>>>>

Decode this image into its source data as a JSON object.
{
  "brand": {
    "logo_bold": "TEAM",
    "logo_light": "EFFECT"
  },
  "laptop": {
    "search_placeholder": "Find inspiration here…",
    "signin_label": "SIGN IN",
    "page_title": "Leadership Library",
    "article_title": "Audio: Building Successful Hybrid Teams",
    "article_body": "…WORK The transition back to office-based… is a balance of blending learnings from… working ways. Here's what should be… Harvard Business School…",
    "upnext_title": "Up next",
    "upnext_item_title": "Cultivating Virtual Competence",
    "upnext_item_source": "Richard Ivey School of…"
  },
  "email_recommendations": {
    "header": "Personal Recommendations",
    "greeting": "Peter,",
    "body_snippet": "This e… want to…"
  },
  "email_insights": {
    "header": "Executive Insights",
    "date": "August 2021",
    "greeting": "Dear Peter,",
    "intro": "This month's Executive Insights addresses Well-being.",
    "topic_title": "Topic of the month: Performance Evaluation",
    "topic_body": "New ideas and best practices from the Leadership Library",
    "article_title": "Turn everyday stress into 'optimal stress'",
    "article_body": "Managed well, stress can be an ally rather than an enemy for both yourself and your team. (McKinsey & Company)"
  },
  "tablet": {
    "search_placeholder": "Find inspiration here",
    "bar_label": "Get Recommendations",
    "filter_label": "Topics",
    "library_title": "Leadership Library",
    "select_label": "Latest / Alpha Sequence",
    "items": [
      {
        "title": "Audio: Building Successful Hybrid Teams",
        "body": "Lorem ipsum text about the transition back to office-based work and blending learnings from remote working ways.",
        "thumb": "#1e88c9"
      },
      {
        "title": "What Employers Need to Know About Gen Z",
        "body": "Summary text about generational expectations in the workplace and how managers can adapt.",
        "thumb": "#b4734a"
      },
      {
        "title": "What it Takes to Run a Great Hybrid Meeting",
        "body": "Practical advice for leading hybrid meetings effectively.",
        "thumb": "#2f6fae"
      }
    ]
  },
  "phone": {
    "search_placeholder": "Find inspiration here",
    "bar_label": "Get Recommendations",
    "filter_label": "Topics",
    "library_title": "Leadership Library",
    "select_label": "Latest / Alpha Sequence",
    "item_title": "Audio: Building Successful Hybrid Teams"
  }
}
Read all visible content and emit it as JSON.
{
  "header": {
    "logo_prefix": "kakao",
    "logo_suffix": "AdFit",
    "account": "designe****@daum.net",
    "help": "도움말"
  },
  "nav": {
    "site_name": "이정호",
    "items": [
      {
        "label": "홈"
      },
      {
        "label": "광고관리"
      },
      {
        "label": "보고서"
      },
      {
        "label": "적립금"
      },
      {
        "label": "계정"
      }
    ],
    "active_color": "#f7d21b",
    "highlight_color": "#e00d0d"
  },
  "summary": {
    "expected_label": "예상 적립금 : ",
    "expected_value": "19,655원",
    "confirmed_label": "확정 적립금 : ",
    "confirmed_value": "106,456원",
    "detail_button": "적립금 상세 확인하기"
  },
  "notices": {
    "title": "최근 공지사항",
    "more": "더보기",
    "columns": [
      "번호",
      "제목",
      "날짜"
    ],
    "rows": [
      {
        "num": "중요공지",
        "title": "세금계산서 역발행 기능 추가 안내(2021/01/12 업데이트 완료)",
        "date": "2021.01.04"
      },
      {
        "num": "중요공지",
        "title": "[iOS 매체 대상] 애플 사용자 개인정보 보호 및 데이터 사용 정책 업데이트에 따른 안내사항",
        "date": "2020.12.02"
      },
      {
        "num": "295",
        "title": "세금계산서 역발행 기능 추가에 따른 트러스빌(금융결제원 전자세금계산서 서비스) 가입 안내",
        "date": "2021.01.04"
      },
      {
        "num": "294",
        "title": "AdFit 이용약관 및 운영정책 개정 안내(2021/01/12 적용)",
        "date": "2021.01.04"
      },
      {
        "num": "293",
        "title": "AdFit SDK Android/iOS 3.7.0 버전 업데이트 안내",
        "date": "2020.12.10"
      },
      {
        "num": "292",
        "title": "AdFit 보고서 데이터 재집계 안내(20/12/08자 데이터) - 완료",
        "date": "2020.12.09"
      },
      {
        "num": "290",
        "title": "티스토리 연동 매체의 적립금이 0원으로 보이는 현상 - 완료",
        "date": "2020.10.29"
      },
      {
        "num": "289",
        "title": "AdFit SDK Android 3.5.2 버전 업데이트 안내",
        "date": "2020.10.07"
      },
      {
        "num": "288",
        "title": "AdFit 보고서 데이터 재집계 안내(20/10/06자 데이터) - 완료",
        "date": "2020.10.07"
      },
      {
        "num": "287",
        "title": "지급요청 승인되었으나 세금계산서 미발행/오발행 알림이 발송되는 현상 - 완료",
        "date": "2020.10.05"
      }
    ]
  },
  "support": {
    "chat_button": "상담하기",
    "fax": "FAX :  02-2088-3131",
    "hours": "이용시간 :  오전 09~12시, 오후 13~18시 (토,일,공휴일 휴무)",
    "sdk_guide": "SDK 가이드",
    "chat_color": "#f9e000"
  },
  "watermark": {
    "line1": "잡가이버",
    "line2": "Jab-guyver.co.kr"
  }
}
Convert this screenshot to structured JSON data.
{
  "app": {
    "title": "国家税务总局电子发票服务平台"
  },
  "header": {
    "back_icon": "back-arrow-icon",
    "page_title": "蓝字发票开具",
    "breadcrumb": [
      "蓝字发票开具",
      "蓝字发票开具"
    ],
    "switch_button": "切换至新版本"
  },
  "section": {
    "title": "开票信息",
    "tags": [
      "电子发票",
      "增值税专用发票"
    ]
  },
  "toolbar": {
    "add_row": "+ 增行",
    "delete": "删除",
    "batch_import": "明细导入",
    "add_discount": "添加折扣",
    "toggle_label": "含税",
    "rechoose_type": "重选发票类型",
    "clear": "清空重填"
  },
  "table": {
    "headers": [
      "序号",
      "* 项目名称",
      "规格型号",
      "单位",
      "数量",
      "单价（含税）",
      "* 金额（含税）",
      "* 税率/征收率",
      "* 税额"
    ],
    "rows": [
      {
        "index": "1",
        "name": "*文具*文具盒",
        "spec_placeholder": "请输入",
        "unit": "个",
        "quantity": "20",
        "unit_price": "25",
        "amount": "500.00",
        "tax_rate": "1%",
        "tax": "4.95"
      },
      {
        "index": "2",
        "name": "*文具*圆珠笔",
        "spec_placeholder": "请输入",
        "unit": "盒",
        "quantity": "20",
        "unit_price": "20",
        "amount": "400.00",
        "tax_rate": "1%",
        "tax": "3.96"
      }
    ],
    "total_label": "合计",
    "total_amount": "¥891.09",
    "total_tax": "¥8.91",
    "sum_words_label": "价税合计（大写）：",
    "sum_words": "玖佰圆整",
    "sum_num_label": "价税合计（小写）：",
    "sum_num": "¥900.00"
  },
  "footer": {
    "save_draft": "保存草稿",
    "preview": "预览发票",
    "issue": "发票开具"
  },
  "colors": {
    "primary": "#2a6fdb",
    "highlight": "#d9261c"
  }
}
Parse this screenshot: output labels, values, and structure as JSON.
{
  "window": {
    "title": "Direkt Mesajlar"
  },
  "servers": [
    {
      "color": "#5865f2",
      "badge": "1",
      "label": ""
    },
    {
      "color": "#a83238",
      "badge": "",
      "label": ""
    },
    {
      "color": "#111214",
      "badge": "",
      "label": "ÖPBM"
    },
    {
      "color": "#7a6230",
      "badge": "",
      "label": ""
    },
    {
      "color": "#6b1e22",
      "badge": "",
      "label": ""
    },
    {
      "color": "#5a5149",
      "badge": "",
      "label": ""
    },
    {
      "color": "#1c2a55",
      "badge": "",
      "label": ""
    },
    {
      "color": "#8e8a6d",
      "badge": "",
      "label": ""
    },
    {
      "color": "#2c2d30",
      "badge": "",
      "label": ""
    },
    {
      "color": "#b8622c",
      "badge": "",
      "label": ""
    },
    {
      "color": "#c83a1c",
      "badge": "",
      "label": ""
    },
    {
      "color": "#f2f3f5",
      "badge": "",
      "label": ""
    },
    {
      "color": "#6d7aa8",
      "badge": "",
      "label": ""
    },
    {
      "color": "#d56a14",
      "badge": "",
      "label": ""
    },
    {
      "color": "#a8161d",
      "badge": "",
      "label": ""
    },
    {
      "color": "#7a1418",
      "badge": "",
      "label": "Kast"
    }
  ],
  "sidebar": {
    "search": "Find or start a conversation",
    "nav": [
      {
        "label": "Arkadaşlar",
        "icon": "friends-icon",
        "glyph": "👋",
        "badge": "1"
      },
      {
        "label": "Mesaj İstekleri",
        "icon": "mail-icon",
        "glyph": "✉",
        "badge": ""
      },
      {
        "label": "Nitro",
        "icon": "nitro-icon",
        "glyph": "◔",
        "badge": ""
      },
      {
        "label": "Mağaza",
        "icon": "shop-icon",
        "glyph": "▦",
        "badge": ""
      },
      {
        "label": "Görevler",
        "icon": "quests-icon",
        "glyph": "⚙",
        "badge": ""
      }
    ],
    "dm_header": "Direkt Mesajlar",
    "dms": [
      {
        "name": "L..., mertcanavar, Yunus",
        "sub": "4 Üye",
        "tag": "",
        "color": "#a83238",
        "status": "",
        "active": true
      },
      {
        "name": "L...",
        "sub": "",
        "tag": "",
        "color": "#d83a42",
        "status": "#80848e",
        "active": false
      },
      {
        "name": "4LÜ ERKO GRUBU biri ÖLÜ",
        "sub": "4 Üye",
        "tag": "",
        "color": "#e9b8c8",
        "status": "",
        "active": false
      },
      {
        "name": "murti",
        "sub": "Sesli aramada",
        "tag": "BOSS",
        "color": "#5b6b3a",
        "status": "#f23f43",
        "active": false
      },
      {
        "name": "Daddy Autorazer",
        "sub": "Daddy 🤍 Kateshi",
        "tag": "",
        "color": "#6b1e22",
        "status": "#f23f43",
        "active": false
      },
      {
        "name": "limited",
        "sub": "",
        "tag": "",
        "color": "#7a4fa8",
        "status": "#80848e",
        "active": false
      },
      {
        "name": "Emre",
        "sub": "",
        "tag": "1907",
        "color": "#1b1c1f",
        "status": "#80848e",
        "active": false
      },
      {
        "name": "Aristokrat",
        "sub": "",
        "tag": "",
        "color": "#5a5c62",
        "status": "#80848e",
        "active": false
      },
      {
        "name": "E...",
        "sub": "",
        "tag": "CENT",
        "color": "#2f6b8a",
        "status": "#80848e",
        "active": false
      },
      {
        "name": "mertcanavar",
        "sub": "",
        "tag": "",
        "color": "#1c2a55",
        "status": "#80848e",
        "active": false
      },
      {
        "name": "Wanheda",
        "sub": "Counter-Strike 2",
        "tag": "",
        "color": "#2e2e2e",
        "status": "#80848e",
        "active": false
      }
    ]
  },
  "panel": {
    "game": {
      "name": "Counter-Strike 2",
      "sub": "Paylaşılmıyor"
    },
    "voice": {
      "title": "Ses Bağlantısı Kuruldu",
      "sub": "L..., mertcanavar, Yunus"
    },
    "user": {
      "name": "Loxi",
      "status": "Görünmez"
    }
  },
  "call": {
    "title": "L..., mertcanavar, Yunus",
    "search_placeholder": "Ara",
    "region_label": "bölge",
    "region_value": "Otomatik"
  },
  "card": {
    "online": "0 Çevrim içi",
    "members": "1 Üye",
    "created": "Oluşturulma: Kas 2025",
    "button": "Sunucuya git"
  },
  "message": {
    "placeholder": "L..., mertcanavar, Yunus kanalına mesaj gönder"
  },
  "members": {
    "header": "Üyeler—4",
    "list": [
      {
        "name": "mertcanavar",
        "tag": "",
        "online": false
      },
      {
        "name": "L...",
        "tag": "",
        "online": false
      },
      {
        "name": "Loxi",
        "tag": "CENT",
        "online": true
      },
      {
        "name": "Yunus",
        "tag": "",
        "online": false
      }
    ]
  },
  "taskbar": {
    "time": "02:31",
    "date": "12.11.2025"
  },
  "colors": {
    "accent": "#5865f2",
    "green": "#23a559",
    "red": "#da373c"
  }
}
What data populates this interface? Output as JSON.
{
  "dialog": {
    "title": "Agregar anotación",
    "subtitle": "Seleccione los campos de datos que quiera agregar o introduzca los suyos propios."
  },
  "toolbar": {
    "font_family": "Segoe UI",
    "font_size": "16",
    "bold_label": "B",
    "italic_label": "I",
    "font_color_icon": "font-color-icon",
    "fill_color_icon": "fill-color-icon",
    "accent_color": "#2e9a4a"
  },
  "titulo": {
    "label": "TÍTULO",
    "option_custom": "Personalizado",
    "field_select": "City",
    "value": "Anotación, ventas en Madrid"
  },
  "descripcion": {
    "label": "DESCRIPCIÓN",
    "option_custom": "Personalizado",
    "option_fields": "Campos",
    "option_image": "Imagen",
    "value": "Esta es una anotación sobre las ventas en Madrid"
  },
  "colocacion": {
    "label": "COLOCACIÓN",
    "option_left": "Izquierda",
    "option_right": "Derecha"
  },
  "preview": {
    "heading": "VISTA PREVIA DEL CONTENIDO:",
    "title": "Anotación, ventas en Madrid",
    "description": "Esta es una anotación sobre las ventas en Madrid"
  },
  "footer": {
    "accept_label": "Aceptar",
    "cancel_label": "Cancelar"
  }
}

<<<<

** What is being asked **
Every line of the records that includes the word "Building" should be gathered.

** Problem solution **
    "article_title": "Audio: Building Successful Hybrid Teams",
        "title": "Audio: Building Successful Hybrid Teams",
    "item_title": "Audio: Building Successful Hybrid Teams"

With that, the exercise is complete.